PROBLEM TO WORK ON
Find the lines below that contain the word "Delinquent" and count them. Only the number should be given.

Extracted data entries
· · · · ·

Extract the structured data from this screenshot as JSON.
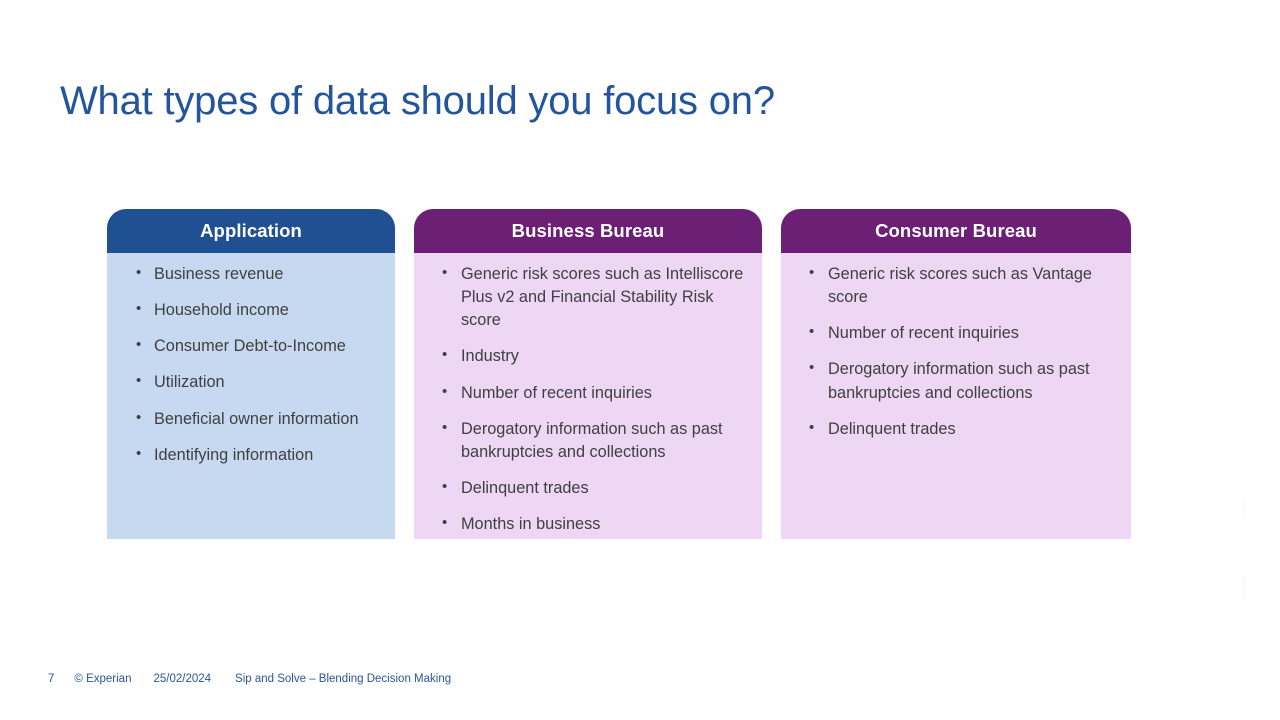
{
  "slide": {
    "title": "What types of data should you focus on?",
    "background": "#FFFFFF",
    "title_color": "#22559C"
  },
  "cards": [
    {
      "id": "application",
      "header": "Application",
      "header_color": "#1F5091",
      "body_color": "#C6D9F1",
      "bullets": [
        "Business revenue",
        "Household income",
        "Consumer Debt-to-Income",
        "Utilization",
        "Beneficial owner information",
        "Identifying information"
      ]
    },
    {
      "id": "business-bureau",
      "header": "Business Bureau",
      "header_color": "#6B2076",
      "body_color": "#EED6F5",
      "bullets": [
        "Generic risk scores such as Intelliscore Plus v2 and Financial Stability Risk score",
        "Industry",
        "Number of recent inquiries",
        "Derogatory information such as past bankruptcies and collections",
        "Delinquent trades",
        "Months in business"
      ]
    },
    {
      "id": "consumer-bureau",
      "header": "Consumer Bureau",
      "header_color": "#6B2076",
      "body_color": "#EED6F5",
      "bullets": [
        "Generic risk scores such as Vantage score",
        "Number of recent inquiries",
        "Derogatory information such as past bankruptcies and collections",
        "Delinquent trades"
      ]
    }
  ],
  "footer": {
    "page_number": "7",
    "copyright": "© Experian",
    "date": "25/02/2024",
    "deck_name": "Sip and Solve – Blending Decision Making",
    "color": "#2B5597"
  }
}
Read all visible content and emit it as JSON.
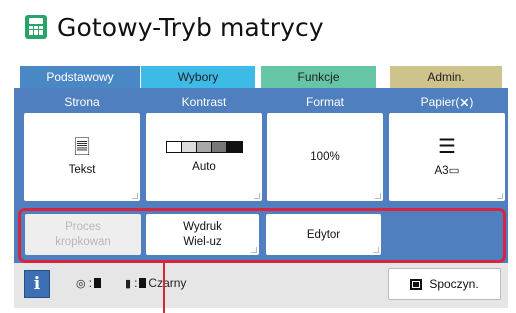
{
  "header": {
    "title": "Gotowy-Tryb matrycy",
    "icon": "master-mode-icon"
  },
  "tabs": [
    {
      "label": "Podstawowy",
      "color": "#4a87c5",
      "active": true
    },
    {
      "label": "Wybory",
      "color": "#3dbbe6"
    },
    {
      "label": "Funkcje",
      "color": "#66c5a4"
    },
    {
      "label": "Admin.",
      "color": "#cfc38c"
    }
  ],
  "settings": [
    {
      "label": "Strona",
      "value": "Tekst",
      "icon": "text-document-icon"
    },
    {
      "label": "Kontrast",
      "value": "Auto",
      "icon": "contrast-scale-icon"
    },
    {
      "label": "Format",
      "value": "100%"
    },
    {
      "label": "Papier(⌥)",
      "value": "A3",
      "icon": "paper-stack-icon"
    }
  ],
  "row2": [
    {
      "label": "Proces kropkowan",
      "disabled": true
    },
    {
      "label": "Wydruk Wiel-uz"
    },
    {
      "label": "Edytor"
    }
  ],
  "status": {
    "info_label": "i",
    "ink_color": "Czarny",
    "sleep_label": "Spoczyn."
  },
  "colors": {
    "panel": "#4f7fbe",
    "highlight": "#d6253e"
  }
}
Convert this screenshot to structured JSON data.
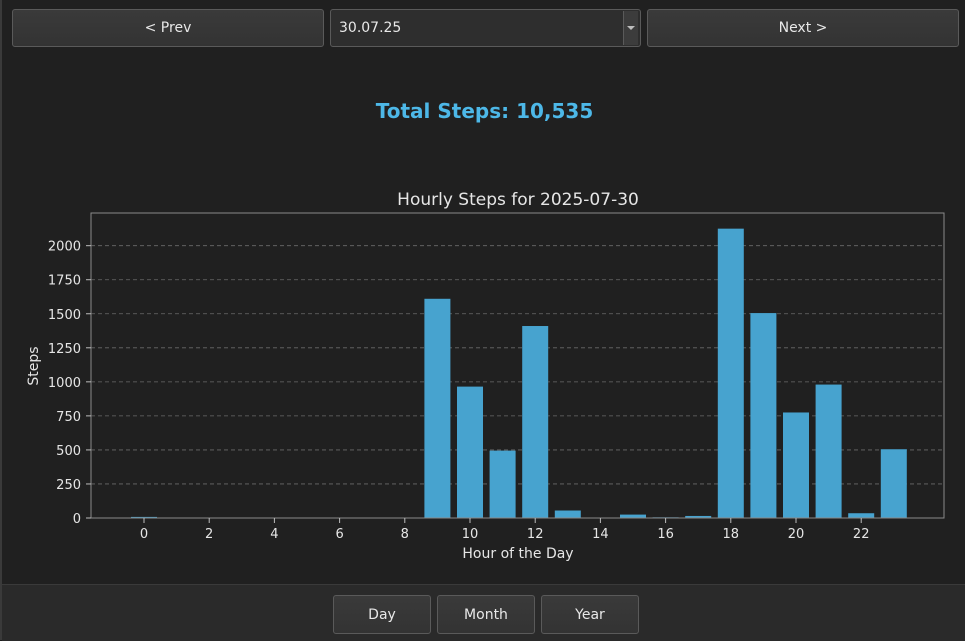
{
  "nav": {
    "prev_label": "< Prev",
    "next_label": "Next >",
    "date_value": "30.07.25"
  },
  "total_steps": "Total Steps: 10,535",
  "period_buttons": {
    "day": "Day",
    "month": "Month",
    "year": "Year"
  },
  "colors": {
    "accent": "#4db8e8",
    "bar": "#47a3cf",
    "background": "#202020"
  },
  "chart_data": {
    "type": "bar",
    "title": "Hourly Steps for 2025-07-30",
    "xlabel": "Hour of the Day",
    "ylabel": "Steps",
    "categories": [
      0,
      1,
      2,
      3,
      4,
      5,
      6,
      7,
      8,
      9,
      10,
      11,
      12,
      13,
      14,
      15,
      16,
      17,
      18,
      19,
      20,
      21,
      22,
      23
    ],
    "values": [
      8,
      0,
      0,
      0,
      0,
      0,
      0,
      0,
      0,
      1610,
      965,
      495,
      1410,
      55,
      0,
      25,
      5,
      15,
      2125,
      1505,
      775,
      980,
      35,
      505
    ],
    "xticks": [
      0,
      2,
      4,
      6,
      8,
      10,
      12,
      14,
      16,
      18,
      20,
      22
    ],
    "yticks": [
      0,
      250,
      500,
      750,
      1000,
      1250,
      1500,
      1750,
      2000
    ],
    "ylim": [
      0,
      2240
    ],
    "grid": "y-dashed"
  }
}
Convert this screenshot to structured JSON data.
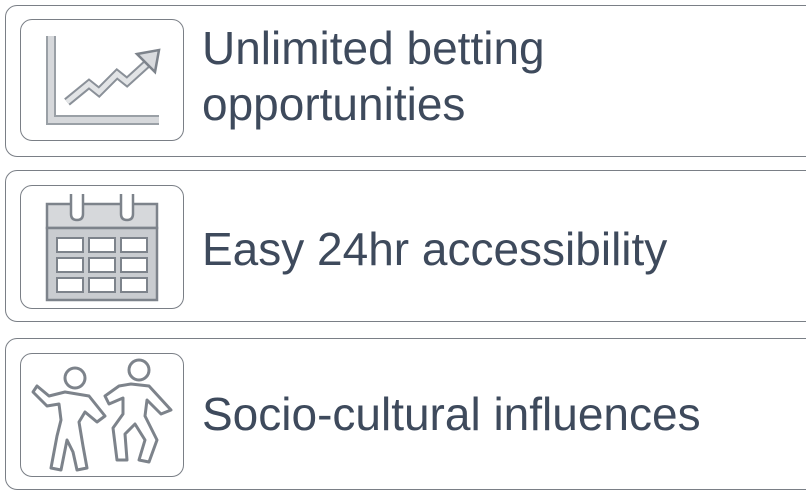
{
  "items": [
    {
      "label_line1": "Unlimited betting",
      "label_line2": "opportunities",
      "icon": "line-chart-icon"
    },
    {
      "label": "Easy 24hr accessibility",
      "icon": "calendar-icon"
    },
    {
      "label": "Socio-cultural influences",
      "icon": "dancing-people-icon"
    }
  ]
}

· · · · ·

RESPONSE TO THE TASK
2